The records follow. Filter them to the lines that hold "even".
==== Exercise material ====
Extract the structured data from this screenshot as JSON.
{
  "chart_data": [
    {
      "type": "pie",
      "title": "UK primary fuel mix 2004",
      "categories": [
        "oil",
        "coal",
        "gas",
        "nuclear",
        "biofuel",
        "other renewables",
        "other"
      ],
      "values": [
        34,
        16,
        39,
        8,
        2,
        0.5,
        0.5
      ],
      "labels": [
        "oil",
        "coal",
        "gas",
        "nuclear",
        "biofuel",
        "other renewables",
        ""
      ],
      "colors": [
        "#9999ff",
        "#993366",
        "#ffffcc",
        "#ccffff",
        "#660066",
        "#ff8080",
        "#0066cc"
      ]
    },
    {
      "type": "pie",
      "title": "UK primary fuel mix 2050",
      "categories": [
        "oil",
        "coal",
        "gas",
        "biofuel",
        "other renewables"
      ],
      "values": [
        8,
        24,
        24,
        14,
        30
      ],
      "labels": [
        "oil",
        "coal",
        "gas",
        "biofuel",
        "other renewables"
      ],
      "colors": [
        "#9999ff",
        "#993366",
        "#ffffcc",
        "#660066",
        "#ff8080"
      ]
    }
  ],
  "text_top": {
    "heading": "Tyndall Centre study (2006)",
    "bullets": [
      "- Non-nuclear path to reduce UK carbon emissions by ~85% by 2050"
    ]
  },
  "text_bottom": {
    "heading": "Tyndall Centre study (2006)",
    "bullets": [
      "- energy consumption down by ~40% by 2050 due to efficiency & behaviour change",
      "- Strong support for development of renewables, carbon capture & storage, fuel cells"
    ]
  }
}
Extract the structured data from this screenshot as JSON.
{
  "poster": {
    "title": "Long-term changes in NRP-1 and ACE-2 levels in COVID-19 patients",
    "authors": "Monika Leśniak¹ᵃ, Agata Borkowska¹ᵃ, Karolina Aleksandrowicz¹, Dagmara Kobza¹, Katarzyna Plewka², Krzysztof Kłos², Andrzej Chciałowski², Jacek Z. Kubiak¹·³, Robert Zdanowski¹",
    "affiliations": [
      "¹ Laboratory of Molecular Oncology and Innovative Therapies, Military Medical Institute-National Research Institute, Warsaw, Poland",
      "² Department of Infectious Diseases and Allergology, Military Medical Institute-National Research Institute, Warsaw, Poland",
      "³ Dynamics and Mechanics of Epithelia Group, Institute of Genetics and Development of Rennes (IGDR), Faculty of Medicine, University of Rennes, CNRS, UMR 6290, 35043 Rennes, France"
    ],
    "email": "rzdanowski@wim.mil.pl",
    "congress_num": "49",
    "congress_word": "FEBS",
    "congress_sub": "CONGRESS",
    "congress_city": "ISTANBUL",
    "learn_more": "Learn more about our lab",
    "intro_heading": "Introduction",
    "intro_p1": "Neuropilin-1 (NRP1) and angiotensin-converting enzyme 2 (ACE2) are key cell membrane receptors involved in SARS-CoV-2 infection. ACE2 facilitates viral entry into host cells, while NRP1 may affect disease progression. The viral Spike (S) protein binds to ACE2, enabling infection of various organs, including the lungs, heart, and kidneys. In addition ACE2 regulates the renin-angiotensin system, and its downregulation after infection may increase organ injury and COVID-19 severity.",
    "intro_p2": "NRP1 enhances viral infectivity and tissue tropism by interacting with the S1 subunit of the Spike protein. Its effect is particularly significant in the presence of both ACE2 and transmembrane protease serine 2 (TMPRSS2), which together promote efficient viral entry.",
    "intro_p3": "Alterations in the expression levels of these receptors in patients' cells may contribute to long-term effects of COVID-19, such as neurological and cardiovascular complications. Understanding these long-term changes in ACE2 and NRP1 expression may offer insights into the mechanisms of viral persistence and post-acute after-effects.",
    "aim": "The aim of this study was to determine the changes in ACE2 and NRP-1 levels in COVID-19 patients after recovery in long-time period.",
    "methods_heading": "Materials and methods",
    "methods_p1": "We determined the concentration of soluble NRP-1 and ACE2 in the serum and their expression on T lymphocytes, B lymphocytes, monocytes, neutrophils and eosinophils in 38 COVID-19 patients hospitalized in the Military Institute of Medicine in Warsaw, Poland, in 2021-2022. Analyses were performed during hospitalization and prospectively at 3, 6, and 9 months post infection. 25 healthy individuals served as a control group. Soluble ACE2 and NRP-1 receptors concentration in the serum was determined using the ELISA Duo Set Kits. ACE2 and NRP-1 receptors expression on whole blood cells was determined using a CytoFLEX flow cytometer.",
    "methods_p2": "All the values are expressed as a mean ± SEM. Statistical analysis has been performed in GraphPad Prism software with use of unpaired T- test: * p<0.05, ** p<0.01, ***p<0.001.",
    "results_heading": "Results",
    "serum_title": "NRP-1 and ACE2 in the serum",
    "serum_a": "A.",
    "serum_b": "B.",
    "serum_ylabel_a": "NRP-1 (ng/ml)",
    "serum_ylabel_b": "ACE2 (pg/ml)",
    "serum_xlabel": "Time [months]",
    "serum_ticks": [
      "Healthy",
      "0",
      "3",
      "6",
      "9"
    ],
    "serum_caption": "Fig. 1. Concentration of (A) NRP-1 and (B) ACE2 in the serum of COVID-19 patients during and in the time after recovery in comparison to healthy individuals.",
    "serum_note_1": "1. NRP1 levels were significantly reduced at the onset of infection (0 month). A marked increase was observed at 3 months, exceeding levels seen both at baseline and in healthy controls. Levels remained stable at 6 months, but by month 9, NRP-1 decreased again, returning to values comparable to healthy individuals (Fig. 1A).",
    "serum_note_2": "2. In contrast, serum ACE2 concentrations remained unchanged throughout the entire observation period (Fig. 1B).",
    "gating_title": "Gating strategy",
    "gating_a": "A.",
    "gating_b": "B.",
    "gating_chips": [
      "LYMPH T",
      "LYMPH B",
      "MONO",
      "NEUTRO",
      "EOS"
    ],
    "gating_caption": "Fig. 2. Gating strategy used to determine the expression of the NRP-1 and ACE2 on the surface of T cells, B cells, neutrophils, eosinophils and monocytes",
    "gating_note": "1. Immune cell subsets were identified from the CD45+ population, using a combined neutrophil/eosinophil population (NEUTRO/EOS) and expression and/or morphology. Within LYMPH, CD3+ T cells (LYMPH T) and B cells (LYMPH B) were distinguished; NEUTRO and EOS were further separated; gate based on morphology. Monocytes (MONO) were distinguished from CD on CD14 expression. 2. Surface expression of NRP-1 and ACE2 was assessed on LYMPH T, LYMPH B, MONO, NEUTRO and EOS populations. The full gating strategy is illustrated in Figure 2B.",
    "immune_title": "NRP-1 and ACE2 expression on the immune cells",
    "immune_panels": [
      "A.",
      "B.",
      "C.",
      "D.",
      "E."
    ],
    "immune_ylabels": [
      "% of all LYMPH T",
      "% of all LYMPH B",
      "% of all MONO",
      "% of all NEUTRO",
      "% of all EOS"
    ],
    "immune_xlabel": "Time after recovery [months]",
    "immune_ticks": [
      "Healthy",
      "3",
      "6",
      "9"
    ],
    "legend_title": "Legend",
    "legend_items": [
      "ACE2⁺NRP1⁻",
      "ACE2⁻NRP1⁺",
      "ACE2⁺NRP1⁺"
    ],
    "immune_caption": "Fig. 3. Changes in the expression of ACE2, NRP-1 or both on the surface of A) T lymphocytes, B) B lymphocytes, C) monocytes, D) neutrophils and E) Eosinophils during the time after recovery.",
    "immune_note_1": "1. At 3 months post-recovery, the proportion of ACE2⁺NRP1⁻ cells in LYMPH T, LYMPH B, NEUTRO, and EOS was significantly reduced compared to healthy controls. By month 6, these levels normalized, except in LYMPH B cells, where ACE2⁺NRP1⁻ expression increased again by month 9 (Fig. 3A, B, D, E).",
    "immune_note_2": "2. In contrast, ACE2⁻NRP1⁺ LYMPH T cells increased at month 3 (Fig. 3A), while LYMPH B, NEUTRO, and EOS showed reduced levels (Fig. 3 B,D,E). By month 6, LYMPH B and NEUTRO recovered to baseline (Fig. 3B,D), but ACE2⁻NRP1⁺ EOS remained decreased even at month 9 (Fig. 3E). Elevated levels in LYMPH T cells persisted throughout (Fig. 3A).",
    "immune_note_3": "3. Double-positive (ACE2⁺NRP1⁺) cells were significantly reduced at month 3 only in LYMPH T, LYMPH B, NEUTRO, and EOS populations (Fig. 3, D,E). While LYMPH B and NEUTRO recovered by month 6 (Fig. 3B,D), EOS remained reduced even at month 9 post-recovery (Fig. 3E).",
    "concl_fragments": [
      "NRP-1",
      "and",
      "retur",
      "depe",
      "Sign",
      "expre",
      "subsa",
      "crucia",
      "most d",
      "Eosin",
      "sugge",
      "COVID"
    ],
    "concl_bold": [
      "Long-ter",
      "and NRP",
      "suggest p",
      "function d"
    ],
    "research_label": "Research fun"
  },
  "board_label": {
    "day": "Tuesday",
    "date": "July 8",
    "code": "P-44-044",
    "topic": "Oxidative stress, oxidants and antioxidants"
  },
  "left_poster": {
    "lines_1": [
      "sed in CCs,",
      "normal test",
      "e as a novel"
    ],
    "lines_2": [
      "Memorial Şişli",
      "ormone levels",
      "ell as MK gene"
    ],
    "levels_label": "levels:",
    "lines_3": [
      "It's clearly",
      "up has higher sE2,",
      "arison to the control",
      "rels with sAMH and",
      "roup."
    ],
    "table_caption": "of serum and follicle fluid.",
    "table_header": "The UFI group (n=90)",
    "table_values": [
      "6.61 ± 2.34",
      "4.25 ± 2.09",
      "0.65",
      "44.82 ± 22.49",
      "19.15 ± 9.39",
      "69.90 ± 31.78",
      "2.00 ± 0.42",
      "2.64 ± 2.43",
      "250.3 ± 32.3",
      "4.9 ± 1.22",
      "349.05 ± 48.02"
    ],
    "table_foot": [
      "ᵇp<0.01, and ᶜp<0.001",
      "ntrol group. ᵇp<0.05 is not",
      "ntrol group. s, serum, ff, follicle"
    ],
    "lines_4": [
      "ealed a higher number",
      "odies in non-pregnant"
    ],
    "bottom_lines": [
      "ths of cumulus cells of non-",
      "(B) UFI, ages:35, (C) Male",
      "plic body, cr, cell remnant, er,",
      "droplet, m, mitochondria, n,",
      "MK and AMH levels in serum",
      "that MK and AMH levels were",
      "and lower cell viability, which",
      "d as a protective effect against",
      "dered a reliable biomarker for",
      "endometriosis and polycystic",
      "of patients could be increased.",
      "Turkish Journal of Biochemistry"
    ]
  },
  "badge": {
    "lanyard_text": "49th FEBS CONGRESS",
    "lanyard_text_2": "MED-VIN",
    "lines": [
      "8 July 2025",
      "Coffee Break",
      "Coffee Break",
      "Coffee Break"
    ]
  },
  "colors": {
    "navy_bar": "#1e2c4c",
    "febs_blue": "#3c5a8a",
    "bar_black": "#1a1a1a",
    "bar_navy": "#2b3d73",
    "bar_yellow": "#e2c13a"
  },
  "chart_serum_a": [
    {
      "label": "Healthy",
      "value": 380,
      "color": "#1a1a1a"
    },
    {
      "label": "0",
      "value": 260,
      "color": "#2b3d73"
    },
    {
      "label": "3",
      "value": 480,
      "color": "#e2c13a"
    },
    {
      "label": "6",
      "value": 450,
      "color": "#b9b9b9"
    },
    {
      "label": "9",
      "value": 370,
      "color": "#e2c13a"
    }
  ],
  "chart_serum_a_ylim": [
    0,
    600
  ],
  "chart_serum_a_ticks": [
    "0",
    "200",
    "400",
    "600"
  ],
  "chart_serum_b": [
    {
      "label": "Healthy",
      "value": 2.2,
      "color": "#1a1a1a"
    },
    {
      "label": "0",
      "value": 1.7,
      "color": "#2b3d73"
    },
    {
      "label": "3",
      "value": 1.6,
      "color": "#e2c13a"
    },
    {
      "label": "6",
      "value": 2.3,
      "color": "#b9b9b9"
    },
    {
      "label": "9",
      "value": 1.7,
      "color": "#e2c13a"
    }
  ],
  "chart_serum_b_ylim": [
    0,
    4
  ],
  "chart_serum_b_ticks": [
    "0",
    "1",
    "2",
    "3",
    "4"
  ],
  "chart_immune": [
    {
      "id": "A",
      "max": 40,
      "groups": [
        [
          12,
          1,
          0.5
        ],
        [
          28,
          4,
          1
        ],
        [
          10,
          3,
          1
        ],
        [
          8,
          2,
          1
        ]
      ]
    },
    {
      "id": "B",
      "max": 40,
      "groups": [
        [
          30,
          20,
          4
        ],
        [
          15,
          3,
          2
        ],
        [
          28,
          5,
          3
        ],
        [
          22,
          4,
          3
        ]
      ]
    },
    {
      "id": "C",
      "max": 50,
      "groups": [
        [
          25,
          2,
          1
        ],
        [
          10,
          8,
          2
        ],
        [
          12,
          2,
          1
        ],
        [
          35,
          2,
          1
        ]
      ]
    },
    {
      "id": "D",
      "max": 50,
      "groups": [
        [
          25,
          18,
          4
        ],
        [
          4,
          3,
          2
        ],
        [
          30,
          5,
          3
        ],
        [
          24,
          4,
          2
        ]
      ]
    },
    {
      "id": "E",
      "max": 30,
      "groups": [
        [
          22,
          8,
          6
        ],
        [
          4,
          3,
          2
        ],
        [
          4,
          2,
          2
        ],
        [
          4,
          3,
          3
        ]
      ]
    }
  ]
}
====
◆ **Answer section**:
    "immune_note_2": "2. In contrast, ACE2⁻NRP1⁺ LYMPH T cells increased at month 3 (Fig. 3A), while LYMPH B, NEUTRO, and EOS showed reduced levels (Fig. 3 B,D,E). By month 6, LYMPH B and NEUTRO recovered to baseline (Fig. 3B,D), but ACE2⁻NRP1⁺ EOS remained decreased even at month 9 (Fig. 3E). Elevated levels in LYMPH T cells persisted throughout (Fig. 3A).",
    "immune_note_3": "3. Double-positive (ACE2⁺NRP1⁺) cells were significantly reduced at month 3 only in LYMPH T, LYMPH B, NEUTRO, and EOS populations (Fig. 3, D,E). While LYMPH B and NEUTRO recovered by month 6 (Fig. 3B,D), EOS remained reduced even at month 9 post-recovery (Fig. 3E).",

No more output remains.